▼
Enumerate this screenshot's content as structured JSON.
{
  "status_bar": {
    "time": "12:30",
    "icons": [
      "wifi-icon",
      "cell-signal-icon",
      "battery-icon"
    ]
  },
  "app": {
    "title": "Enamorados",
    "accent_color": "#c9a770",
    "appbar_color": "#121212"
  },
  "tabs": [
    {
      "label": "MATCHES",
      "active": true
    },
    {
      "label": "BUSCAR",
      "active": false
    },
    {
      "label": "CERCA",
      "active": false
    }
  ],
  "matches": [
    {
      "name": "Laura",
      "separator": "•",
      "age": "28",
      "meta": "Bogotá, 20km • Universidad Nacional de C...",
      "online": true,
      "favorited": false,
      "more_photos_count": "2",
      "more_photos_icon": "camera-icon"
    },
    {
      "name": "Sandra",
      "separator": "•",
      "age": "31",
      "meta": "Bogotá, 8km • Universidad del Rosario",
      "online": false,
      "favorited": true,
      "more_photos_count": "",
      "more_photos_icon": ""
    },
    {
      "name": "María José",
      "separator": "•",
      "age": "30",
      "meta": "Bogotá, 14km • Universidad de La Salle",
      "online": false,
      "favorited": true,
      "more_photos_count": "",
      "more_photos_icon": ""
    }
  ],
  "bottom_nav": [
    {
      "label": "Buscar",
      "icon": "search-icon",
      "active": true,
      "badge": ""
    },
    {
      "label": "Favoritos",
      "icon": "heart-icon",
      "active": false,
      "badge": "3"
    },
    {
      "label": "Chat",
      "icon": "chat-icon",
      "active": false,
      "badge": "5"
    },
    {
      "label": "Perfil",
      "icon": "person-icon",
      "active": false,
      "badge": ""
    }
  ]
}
▲
Go through the records and show every line with the string "name" in it.

      "name": "Laura",
      "name": "Sandra",
      "name": "María José",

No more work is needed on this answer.